─── DATA ENTRIES ───
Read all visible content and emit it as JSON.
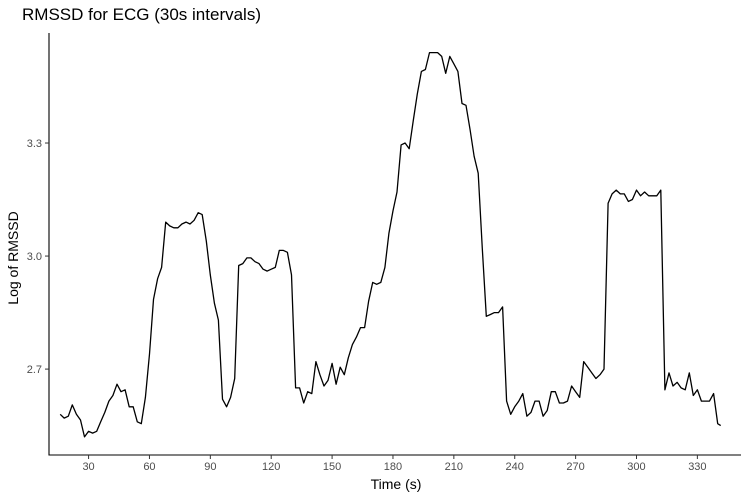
{
  "chart_data": {
    "type": "line",
    "title": "RMSSD for ECG (30s intervals)",
    "xlabel": "Time (s)",
    "ylabel": "Log of RMSSD",
    "xlim": [
      10.5,
      351.5
    ],
    "ylim": [
      2.472,
      3.592
    ],
    "x_ticks": [
      30,
      60,
      90,
      120,
      150,
      180,
      210,
      240,
      270,
      300,
      330
    ],
    "y_ticks": [
      2.7,
      3.0,
      3.3
    ],
    "grid": false,
    "series": [
      {
        "values": [
          [
            16,
            2.58
          ],
          [
            18,
            2.57
          ],
          [
            20,
            2.575
          ],
          [
            22,
            2.605
          ],
          [
            24,
            2.58
          ],
          [
            26,
            2.565
          ],
          [
            28,
            2.52
          ],
          [
            30,
            2.535
          ],
          [
            32,
            2.53
          ],
          [
            34,
            2.535
          ],
          [
            36,
            2.56
          ],
          [
            38,
            2.585
          ],
          [
            40,
            2.615
          ],
          [
            42,
            2.63
          ],
          [
            44,
            2.66
          ],
          [
            46,
            2.64
          ],
          [
            48,
            2.645
          ],
          [
            50,
            2.6
          ],
          [
            52,
            2.6
          ],
          [
            54,
            2.56
          ],
          [
            56,
            2.555
          ],
          [
            58,
            2.625
          ],
          [
            60,
            2.74
          ],
          [
            62,
            2.885
          ],
          [
            64,
            2.94
          ],
          [
            66,
            2.97
          ],
          [
            68,
            3.09
          ],
          [
            70,
            3.08
          ],
          [
            72,
            3.075
          ],
          [
            74,
            3.075
          ],
          [
            76,
            3.085
          ],
          [
            78,
            3.09
          ],
          [
            80,
            3.085
          ],
          [
            82,
            3.095
          ],
          [
            84,
            3.115
          ],
          [
            86,
            3.11
          ],
          [
            88,
            3.04
          ],
          [
            90,
            2.95
          ],
          [
            92,
            2.875
          ],
          [
            94,
            2.83
          ],
          [
            96,
            2.62
          ],
          [
            98,
            2.6
          ],
          [
            100,
            2.625
          ],
          [
            102,
            2.675
          ],
          [
            104,
            2.975
          ],
          [
            106,
            2.98
          ],
          [
            108,
            2.995
          ],
          [
            110,
            2.995
          ],
          [
            112,
            2.985
          ],
          [
            114,
            2.98
          ],
          [
            116,
            2.965
          ],
          [
            118,
            2.96
          ],
          [
            120,
            2.965
          ],
          [
            122,
            2.97
          ],
          [
            124,
            3.015
          ],
          [
            126,
            3.015
          ],
          [
            128,
            3.01
          ],
          [
            130,
            2.95
          ],
          [
            132,
            2.65
          ],
          [
            134,
            2.65
          ],
          [
            136,
            2.61
          ],
          [
            138,
            2.64
          ],
          [
            140,
            2.635
          ],
          [
            142,
            2.72
          ],
          [
            144,
            2.685
          ],
          [
            146,
            2.655
          ],
          [
            148,
            2.67
          ],
          [
            150,
            2.715
          ],
          [
            152,
            2.66
          ],
          [
            154,
            2.705
          ],
          [
            156,
            2.685
          ],
          [
            158,
            2.73
          ],
          [
            160,
            2.765
          ],
          [
            162,
            2.785
          ],
          [
            164,
            2.81
          ],
          [
            166,
            2.81
          ],
          [
            168,
            2.88
          ],
          [
            170,
            2.93
          ],
          [
            172,
            2.925
          ],
          [
            174,
            2.93
          ],
          [
            176,
            2.97
          ],
          [
            178,
            3.06
          ],
          [
            180,
            3.12
          ],
          [
            182,
            3.17
          ],
          [
            184,
            3.295
          ],
          [
            186,
            3.3
          ],
          [
            188,
            3.285
          ],
          [
            190,
            3.36
          ],
          [
            192,
            3.43
          ],
          [
            194,
            3.49
          ],
          [
            196,
            3.495
          ],
          [
            198,
            3.54
          ],
          [
            200,
            3.54
          ],
          [
            202,
            3.54
          ],
          [
            204,
            3.53
          ],
          [
            206,
            3.485
          ],
          [
            208,
            3.53
          ],
          [
            210,
            3.51
          ],
          [
            212,
            3.49
          ],
          [
            214,
            3.405
          ],
          [
            216,
            3.4
          ],
          [
            218,
            3.335
          ],
          [
            220,
            3.265
          ],
          [
            222,
            3.22
          ],
          [
            224,
            3.02
          ],
          [
            226,
            2.84
          ],
          [
            228,
            2.845
          ],
          [
            230,
            2.85
          ],
          [
            232,
            2.85
          ],
          [
            234,
            2.865
          ],
          [
            236,
            2.615
          ],
          [
            238,
            2.58
          ],
          [
            240,
            2.6
          ],
          [
            242,
            2.615
          ],
          [
            244,
            2.635
          ],
          [
            246,
            2.575
          ],
          [
            248,
            2.585
          ],
          [
            250,
            2.615
          ],
          [
            252,
            2.615
          ],
          [
            254,
            2.575
          ],
          [
            256,
            2.59
          ],
          [
            258,
            2.64
          ],
          [
            260,
            2.64
          ],
          [
            262,
            2.61
          ],
          [
            264,
            2.61
          ],
          [
            266,
            2.615
          ],
          [
            268,
            2.655
          ],
          [
            270,
            2.64
          ],
          [
            272,
            2.625
          ],
          [
            274,
            2.72
          ],
          [
            276,
            2.705
          ],
          [
            278,
            2.69
          ],
          [
            280,
            2.675
          ],
          [
            282,
            2.685
          ],
          [
            284,
            2.7
          ],
          [
            286,
            3.14
          ],
          [
            288,
            3.165
          ],
          [
            290,
            3.175
          ],
          [
            292,
            3.165
          ],
          [
            294,
            3.165
          ],
          [
            296,
            3.145
          ],
          [
            298,
            3.15
          ],
          [
            300,
            3.175
          ],
          [
            302,
            3.16
          ],
          [
            304,
            3.17
          ],
          [
            306,
            3.16
          ],
          [
            308,
            3.16
          ],
          [
            310,
            3.16
          ],
          [
            312,
            3.175
          ],
          [
            314,
            2.645
          ],
          [
            316,
            2.69
          ],
          [
            318,
            2.655
          ],
          [
            320,
            2.665
          ],
          [
            322,
            2.65
          ],
          [
            324,
            2.645
          ],
          [
            326,
            2.69
          ],
          [
            328,
            2.63
          ],
          [
            330,
            2.645
          ],
          [
            332,
            2.615
          ],
          [
            334,
            2.615
          ],
          [
            336,
            2.615
          ],
          [
            338,
            2.635
          ],
          [
            340,
            2.555
          ],
          [
            341.5,
            2.55
          ]
        ]
      }
    ]
  }
}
───
# TASK GOAL
Each line that holds the word "RMSSD" should be extracted from the records.

# ANSWER TO THE EXERCISE
    "title": "RMSSD for ECG (30s intervals)",
    "ylabel": "Log of RMSSD",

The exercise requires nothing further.